* Extracts from a graphics dataset
********

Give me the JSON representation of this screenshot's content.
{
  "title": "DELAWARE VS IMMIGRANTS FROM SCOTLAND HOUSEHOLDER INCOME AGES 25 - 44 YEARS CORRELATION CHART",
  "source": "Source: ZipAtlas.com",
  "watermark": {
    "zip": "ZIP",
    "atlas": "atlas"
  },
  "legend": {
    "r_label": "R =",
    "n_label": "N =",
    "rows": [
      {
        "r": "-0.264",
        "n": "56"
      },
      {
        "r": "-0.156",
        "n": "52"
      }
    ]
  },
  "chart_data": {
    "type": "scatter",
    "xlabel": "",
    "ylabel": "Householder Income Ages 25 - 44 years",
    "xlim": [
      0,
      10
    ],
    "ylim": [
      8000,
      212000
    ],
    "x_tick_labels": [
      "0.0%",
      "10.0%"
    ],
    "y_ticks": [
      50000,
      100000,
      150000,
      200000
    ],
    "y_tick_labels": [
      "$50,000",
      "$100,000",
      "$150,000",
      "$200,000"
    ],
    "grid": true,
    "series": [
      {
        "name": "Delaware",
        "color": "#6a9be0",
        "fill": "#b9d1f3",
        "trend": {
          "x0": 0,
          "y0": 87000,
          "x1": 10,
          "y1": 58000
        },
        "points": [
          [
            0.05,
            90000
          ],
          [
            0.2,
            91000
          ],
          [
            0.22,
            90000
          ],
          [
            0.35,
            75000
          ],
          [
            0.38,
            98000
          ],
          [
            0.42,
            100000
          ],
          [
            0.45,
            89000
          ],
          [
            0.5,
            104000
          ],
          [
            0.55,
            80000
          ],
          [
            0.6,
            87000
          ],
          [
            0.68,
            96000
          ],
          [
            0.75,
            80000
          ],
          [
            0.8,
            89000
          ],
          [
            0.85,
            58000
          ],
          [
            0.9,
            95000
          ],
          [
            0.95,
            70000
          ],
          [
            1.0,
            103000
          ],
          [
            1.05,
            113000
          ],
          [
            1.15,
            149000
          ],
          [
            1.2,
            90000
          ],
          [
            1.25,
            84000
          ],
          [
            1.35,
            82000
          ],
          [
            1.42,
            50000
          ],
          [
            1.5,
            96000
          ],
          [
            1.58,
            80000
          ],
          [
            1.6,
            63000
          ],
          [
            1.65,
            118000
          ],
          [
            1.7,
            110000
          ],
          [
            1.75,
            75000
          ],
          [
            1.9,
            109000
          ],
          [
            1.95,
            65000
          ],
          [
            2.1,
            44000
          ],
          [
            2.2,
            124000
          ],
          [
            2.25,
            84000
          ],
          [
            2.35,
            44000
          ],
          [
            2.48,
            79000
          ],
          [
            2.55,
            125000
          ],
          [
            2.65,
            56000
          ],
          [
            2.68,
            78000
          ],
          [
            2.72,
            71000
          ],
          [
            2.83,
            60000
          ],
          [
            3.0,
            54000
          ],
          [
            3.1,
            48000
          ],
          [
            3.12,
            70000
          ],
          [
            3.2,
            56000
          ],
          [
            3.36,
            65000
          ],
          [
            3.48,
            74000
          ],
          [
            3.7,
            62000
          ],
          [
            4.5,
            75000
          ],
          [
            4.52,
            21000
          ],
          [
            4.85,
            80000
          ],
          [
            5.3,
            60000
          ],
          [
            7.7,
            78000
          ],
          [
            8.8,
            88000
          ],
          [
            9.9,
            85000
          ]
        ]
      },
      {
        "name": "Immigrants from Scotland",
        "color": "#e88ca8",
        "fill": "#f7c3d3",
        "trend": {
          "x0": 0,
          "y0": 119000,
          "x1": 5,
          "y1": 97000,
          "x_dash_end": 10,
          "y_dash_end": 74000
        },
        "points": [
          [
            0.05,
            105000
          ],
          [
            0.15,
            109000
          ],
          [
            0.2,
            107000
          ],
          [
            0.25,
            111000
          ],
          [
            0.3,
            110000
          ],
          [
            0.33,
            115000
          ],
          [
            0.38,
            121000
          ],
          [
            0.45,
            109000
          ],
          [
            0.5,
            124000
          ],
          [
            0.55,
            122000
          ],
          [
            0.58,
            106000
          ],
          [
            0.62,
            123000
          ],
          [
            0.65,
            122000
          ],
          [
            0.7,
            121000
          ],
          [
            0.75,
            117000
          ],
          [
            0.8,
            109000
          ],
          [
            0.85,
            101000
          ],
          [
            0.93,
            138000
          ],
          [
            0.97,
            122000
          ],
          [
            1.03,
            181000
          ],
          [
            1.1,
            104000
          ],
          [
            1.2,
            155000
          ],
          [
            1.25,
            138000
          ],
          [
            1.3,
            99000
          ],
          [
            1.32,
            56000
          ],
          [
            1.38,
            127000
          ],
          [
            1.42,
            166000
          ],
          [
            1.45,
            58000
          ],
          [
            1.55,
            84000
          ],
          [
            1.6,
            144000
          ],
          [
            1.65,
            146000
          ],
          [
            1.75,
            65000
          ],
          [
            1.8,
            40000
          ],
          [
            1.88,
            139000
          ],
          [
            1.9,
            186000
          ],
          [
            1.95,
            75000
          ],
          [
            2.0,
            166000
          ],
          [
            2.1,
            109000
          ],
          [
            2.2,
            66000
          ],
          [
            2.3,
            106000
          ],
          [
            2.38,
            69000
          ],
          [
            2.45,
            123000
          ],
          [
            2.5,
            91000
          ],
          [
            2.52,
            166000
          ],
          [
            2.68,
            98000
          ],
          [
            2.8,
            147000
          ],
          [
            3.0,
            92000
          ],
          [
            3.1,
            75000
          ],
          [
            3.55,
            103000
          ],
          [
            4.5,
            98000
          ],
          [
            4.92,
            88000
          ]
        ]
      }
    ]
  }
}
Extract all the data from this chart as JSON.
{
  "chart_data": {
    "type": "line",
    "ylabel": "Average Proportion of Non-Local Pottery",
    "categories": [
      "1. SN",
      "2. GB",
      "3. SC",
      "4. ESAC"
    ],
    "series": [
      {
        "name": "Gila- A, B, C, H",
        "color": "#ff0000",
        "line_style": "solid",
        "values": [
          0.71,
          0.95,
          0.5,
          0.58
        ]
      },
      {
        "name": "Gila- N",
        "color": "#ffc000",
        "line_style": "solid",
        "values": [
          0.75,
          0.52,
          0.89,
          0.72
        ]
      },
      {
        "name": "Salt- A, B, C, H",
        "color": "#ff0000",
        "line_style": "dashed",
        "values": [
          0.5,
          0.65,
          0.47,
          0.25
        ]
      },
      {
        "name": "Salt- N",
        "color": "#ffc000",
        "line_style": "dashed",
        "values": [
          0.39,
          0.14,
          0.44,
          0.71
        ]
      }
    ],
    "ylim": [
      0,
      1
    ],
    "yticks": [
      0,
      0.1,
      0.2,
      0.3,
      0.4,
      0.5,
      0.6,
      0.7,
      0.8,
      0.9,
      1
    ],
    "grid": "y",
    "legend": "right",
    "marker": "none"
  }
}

********

Copy the records above exactly as they appear.

Give me the JSON representation of this screenshot's content.
{
  "title": "DELAWARE VS IMMIGRANTS FROM SCOTLAND HOUSEHOLDER INCOME AGES 25 - 44 YEARS CORRELATION CHART",
  "source": "Source: ZipAtlas.com",
  "watermark": {
    "zip": "ZIP",
    "atlas": "atlas"
  },
  "legend": {
    "r_label": "R =",
    "n_label": "N =",
    "rows": [
      {
        "r": "-0.264",
        "n": "56"
      },
      {
        "r": "-0.156",
        "n": "52"
      }
    ]
  },
  "chart_data": {
    "type": "scatter",
    "xlabel": "",
    "ylabel": "Householder Income Ages 25 - 44 years",
    "xlim": [
      0,
      10
    ],
    "ylim": [
      8000,
      212000
    ],
    "x_tick_labels": [
      "0.0%",
      "10.0%"
    ],
    "y_ticks": [
      50000,
      100000,
      150000,
      200000
    ],
    "y_tick_labels": [
      "$50,000",
      "$100,000",
      "$150,000",
      "$200,000"
    ],
    "grid": true,
    "series": [
      {
        "name": "Delaware",
        "color": "#6a9be0",
        "fill": "#b9d1f3",
        "trend": {
          "x0": 0,
          "y0": 87000,
          "x1": 10,
          "y1": 58000
        },
        "points": [
          [
            0.05,
            90000
          ],
          [
            0.2,
            91000
          ],
          [
            0.22,
            90000
          ],
          [
            0.35,
            75000
          ],
          [
            0.38,
            98000
          ],
          [
            0.42,
            100000
          ],
          [
            0.45,
            89000
          ],
          [
            0.5,
            104000
          ],
          [
            0.55,
            80000
          ],
          [
            0.6,
            87000
          ],
          [
            0.68,
            96000
          ],
          [
            0.75,
            80000
          ],
          [
            0.8,
            89000
          ],
          [
            0.85,
            58000
          ],
          [
            0.9,
            95000
          ],
          [
            0.95,
            70000
          ],
          [
            1.0,
            103000
          ],
          [
            1.05,
            113000
          ],
          [
            1.15,
            149000
          ],
          [
            1.2,
            90000
          ],
          [
            1.25,
            84000
          ],
          [
            1.35,
            82000
          ],
          [
            1.42,
            50000
          ],
          [
            1.5,
            96000
          ],
          [
            1.58,
            80000
          ],
          [
            1.6,
            63000
          ],
          [
            1.65,
            118000
          ],
          [
            1.7,
            110000
          ],
          [
            1.75,
            75000
          ],
          [
            1.9,
            109000
          ],
          [
            1.95,
            65000
          ],
          [
            2.1,
            44000
          ],
          [
            2.2,
            124000
          ],
          [
            2.25,
            84000
          ],
          [
            2.35,
            44000
          ],
          [
            2.48,
            79000
          ],
          [
            2.55,
            125000
          ],
          [
            2.65,
            56000
          ],
          [
            2.68,
            78000
          ],
          [
            2.72,
            71000
          ],
          [
            2.83,
            60000
          ],
          [
            3.0,
            54000
          ],
          [
            3.1,
            48000
          ],
          [
            3.12,
            70000
          ],
          [
            3.2,
            56000
          ],
          [
            3.36,
            65000
          ],
          [
            3.48,
            74000
          ],
          [
            3.7,
            62000
          ],
          [
            4.5,
            75000
          ],
          [
            4.52,
            21000
          ],
          [
            4.85,
            80000
          ],
          [
            5.3,
            60000
          ],
          [
            7.7,
            78000
          ],
          [
            8.8,
            88000
          ],
          [
            9.9,
            85000
          ]
        ]
      },
      {
        "name": "Immigrants from Scotland",
        "color": "#e88ca8",
        "fill": "#f7c3d3",
        "trend": {
          "x0": 0,
          "y0": 119000,
          "x1": 5,
          "y1": 97000,
          "x_dash_end": 10,
          "y_dash_end": 74000
        },
        "points": [
          [
            0.05,
            105000
          ],
          [
            0.15,
            109000
          ],
          [
            0.2,
            107000
          ],
          [
            0.25,
            111000
          ],
          [
            0.3,
            110000
          ],
          [
            0.33,
            115000
          ],
          [
            0.38,
            121000
          ],
          [
            0.45,
            109000
          ],
          [
            0.5,
            124000
          ],
          [
            0.55,
            122000
          ],
          [
            0.58,
            106000
          ],
          [
            0.62,
            123000
          ],
          [
            0.65,
            122000
          ],
          [
            0.7,
            121000
          ],
          [
            0.75,
            117000
          ],
          [
            0.8,
            109000
          ],
          [
            0.85,
            101000
          ],
          [
            0.93,
            138000
          ],
          [
            0.97,
            122000
          ],
          [
            1.03,
            181000
          ],
          [
            1.1,
            104000
          ],
          [
            1.2,
            155000
          ],
          [
            1.25,
            138000
          ],
          [
            1.3,
            99000
          ],
          [
            1.32,
            56000
          ],
          [
            1.38,
            127000
          ],
          [
            1.42,
            166000
          ],
          [
            1.45,
            58000
          ],
          [
            1.55,
            84000
          ],
          [
            1.6,
            144000
          ],
          [
            1.65,
            146000
          ],
          [
            1.75,
            65000
          ],
          [
            1.8,
            40000
          ],
          [
            1.88,
            139000
          ],
          [
            1.9,
            186000
          ],
          [
            1.95,
            75000
          ],
          [
            2.0,
            166000
          ],
          [
            2.1,
            109000
          ],
          [
            2.2,
            66000
          ],
          [
            2.3,
            106000
          ],
          [
            2.38,
            69000
          ],
          [
            2.45,
            123000
          ],
          [
            2.5,
            91000
          ],
          [
            2.52,
            166000
          ],
          [
            2.68,
            98000
          ],
          [
            2.8,
            147000
          ],
          [
            3.0,
            92000
          ],
          [
            3.1,
            75000
          ],
          [
            3.55,
            103000
          ],
          [
            4.5,
            98000
          ],
          [
            4.92,
            88000
          ]
        ]
      }
    ]
  }
}
Extract all the data from this chart as JSON.
{
  "chart_data": {
    "type": "line",
    "ylabel": "Average Proportion of Non-Local Pottery",
    "categories": [
      "1. SN",
      "2. GB",
      "3. SC",
      "4. ESAC"
    ],
    "series": [
      {
        "name": "Gila- A, B, C, H",
        "color": "#ff0000",
        "line_style": "solid",
        "values": [
          0.71,
          0.95,
          0.5,
          0.58
        ]
      },
      {
        "name": "Gila- N",
        "color": "#ffc000",
        "line_style": "solid",
        "values": [
          0.75,
          0.52,
          0.89,
          0.72
        ]
      },
      {
        "name": "Salt- A, B, C, H",
        "color": "#ff0000",
        "line_style": "dashed",
        "values": [
          0.5,
          0.65,
          0.47,
          0.25
        ]
      },
      {
        "name": "Salt- N",
        "color": "#ffc000",
        "line_style": "dashed",
        "values": [
          0.39,
          0.14,
          0.44,
          0.71
        ]
      }
    ],
    "ylim": [
      0,
      1
    ],
    "yticks": [
      0,
      0.1,
      0.2,
      0.3,
      0.4,
      0.5,
      0.6,
      0.7,
      0.8,
      0.9,
      1
    ],
    "grid": "y",
    "legend": "right",
    "marker": "none"
  }
}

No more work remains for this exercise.